Task requirements
Scan the records and identify every line in which the string "type" occurs, then return those lines.

>> start Data supplied

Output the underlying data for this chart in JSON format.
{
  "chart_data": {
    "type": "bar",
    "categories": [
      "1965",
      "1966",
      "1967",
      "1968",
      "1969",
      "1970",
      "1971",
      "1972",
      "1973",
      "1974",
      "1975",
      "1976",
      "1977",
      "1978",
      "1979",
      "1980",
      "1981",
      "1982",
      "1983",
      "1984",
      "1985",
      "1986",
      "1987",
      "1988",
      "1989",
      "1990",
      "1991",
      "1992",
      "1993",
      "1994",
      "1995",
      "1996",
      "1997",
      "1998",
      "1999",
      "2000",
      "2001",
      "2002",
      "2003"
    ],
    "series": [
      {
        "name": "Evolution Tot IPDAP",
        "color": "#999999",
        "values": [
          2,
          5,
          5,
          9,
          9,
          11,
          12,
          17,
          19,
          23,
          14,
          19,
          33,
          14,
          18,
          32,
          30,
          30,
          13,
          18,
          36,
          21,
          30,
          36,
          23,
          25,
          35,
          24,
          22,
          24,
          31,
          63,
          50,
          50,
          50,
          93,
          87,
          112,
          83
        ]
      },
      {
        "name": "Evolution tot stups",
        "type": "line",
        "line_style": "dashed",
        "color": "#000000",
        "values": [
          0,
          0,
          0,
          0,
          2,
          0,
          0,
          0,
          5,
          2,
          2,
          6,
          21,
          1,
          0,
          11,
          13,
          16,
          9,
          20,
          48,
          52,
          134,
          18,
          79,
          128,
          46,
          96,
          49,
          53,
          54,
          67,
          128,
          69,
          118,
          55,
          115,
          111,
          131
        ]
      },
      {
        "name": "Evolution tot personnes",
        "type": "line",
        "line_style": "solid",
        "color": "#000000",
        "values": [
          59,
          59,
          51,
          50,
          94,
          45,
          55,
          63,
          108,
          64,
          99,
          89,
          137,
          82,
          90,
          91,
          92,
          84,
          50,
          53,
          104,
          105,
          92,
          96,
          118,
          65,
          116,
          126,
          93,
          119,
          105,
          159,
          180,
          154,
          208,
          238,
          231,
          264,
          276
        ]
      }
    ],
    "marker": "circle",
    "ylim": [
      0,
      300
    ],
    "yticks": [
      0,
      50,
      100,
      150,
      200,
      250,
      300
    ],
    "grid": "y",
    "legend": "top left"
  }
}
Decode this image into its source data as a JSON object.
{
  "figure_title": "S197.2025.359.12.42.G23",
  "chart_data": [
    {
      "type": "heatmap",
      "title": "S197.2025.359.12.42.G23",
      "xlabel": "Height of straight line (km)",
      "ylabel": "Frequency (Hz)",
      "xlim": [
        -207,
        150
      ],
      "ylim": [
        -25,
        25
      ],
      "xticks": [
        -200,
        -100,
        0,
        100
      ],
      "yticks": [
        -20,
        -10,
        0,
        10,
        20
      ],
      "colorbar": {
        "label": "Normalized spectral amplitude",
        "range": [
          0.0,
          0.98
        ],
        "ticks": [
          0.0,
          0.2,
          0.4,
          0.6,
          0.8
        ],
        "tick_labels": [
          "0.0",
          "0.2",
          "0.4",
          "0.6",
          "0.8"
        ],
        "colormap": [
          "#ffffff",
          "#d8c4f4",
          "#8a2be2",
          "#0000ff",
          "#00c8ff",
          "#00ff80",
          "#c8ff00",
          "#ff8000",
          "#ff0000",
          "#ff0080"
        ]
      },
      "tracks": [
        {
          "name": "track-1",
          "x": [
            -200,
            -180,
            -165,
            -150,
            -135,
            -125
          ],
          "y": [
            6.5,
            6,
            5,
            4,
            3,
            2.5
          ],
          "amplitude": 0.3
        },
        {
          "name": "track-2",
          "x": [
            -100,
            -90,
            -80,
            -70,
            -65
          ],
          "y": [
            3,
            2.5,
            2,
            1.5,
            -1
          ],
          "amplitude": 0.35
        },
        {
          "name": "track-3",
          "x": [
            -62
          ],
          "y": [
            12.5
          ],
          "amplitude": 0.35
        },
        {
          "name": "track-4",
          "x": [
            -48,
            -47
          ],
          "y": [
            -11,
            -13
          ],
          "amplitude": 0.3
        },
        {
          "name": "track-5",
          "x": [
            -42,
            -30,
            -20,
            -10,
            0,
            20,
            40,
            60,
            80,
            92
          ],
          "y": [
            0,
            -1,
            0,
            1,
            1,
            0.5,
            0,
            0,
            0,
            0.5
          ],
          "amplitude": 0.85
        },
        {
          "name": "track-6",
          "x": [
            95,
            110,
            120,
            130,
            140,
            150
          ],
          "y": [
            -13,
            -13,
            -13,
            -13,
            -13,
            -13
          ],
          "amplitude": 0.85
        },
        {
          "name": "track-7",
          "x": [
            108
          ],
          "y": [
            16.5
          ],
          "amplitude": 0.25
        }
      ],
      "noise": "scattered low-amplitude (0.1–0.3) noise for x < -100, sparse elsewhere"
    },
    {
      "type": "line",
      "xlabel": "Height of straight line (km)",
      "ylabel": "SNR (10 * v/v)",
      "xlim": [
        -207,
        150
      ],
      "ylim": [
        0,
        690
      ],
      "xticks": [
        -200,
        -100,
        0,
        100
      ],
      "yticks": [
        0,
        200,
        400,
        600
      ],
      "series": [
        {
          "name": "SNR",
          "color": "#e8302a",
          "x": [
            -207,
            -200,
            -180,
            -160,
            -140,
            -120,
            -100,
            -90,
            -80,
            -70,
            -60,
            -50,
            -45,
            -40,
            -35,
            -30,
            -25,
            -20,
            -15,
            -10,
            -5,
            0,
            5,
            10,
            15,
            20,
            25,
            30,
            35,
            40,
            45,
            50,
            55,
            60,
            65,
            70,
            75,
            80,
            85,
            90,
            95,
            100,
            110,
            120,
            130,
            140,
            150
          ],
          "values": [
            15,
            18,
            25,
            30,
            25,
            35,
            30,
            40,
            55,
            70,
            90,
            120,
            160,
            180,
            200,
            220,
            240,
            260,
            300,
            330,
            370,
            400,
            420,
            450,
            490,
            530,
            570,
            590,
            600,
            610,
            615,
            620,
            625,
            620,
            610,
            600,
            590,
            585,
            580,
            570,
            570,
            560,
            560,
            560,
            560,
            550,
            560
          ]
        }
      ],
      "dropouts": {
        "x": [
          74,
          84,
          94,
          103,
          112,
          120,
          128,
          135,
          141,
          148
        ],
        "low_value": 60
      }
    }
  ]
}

>> end Data supplied

Reply to the task
    "type": "bar",
        "type": "line",
        "type": "line",
      "type": "heatmap",
      "type": "line",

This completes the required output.